Where a line contains the word "title", copy that line in full.
## START ENTRIES
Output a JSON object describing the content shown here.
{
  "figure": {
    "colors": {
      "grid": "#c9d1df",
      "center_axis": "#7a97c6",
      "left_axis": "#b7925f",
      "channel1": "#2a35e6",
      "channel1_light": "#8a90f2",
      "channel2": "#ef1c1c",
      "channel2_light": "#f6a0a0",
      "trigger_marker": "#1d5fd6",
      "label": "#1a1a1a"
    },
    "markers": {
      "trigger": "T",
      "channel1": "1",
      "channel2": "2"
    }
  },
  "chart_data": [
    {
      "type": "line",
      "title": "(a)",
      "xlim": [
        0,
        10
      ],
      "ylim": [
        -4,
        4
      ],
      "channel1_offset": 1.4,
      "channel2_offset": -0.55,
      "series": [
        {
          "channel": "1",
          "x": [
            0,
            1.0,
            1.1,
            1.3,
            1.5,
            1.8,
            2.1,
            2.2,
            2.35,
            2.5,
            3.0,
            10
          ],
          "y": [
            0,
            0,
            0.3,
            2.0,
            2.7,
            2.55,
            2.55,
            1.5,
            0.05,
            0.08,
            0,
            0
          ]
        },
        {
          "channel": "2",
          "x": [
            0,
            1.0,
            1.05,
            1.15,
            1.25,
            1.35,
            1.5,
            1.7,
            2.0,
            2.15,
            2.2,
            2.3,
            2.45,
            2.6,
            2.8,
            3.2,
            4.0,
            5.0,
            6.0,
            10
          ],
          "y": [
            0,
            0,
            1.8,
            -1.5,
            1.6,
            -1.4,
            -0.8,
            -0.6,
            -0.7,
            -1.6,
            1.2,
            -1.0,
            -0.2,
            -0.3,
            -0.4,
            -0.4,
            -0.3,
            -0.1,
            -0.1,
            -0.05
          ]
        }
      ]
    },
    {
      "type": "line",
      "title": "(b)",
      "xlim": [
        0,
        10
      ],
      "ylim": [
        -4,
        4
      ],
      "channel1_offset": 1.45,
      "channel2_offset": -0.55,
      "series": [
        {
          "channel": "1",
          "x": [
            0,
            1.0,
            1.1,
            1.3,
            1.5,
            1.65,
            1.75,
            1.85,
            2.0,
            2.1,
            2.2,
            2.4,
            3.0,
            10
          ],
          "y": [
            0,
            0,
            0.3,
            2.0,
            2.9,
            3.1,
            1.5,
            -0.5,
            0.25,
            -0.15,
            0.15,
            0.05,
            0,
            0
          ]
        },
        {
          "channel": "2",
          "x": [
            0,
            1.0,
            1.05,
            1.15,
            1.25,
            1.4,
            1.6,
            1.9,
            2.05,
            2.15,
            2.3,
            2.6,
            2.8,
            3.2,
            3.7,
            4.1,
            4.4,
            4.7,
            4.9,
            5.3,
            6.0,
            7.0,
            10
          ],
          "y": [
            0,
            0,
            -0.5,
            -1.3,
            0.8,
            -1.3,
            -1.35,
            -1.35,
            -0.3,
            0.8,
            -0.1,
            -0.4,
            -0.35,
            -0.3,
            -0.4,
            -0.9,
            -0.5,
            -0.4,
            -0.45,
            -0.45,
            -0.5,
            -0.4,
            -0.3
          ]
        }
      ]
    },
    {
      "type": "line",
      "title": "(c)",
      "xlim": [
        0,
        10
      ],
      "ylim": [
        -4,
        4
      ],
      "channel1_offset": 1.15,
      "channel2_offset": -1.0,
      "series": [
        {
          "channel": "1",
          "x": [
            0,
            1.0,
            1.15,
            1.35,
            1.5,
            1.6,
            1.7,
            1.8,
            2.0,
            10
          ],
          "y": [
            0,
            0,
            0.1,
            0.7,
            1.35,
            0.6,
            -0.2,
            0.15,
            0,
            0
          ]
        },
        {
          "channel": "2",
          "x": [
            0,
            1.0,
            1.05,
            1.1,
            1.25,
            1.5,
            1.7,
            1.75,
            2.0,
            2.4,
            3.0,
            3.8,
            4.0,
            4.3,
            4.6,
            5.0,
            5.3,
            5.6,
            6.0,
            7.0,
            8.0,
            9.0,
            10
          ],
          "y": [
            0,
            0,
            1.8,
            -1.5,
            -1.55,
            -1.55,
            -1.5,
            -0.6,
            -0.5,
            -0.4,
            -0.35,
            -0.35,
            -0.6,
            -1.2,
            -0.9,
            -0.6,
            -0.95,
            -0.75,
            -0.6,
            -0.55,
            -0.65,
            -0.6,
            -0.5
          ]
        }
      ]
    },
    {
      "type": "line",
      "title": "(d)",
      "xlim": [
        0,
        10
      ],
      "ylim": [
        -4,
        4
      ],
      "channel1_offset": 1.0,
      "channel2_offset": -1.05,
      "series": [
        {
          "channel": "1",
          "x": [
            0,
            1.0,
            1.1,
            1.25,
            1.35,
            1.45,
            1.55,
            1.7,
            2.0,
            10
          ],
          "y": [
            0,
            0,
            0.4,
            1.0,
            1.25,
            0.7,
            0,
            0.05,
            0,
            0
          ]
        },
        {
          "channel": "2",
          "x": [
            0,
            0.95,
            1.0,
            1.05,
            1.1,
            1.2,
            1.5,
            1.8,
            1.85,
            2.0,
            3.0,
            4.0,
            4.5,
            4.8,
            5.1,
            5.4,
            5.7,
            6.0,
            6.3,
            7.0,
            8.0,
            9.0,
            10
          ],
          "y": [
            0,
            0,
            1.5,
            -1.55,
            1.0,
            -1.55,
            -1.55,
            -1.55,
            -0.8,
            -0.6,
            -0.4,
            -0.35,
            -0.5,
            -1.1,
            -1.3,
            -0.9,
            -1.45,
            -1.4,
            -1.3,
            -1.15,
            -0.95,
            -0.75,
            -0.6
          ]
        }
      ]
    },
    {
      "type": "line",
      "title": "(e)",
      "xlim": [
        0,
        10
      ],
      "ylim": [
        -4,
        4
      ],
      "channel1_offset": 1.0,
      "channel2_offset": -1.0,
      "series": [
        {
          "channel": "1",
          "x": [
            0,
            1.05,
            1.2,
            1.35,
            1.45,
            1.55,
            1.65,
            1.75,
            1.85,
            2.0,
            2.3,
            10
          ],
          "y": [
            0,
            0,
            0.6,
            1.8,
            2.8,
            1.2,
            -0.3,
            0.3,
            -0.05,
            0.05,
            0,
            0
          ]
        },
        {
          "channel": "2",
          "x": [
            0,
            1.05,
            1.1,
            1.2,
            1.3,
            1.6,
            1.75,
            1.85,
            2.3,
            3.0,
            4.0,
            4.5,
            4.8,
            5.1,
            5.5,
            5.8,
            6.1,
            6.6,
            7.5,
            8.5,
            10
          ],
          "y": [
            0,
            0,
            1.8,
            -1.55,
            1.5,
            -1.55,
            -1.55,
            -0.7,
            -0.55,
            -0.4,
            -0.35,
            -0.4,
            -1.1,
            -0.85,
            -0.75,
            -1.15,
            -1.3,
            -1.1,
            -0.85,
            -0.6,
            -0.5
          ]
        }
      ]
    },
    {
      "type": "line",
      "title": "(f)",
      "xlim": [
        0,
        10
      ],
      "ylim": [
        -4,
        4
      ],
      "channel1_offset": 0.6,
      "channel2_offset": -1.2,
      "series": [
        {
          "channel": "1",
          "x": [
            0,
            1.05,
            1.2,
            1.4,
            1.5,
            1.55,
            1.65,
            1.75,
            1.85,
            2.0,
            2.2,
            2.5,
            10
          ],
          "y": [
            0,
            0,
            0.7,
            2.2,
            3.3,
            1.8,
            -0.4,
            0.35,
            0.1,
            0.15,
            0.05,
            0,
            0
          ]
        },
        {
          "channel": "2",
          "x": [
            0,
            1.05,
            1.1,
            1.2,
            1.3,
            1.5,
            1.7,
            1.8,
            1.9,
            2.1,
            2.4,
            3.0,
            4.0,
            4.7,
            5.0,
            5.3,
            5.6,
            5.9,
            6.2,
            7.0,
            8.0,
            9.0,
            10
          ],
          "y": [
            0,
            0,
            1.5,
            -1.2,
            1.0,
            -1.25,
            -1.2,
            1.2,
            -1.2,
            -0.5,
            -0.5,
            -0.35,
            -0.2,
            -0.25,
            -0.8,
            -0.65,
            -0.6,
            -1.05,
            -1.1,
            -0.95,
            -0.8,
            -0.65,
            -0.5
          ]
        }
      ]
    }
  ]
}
## END ENTRIES
### RESPONSE TO THIS TASK:
      "title": "(a)",
      "title": "(b)",
      "title": "(c)",
      "title": "(d)",
      "title": "(e)",
      "title": "(f)",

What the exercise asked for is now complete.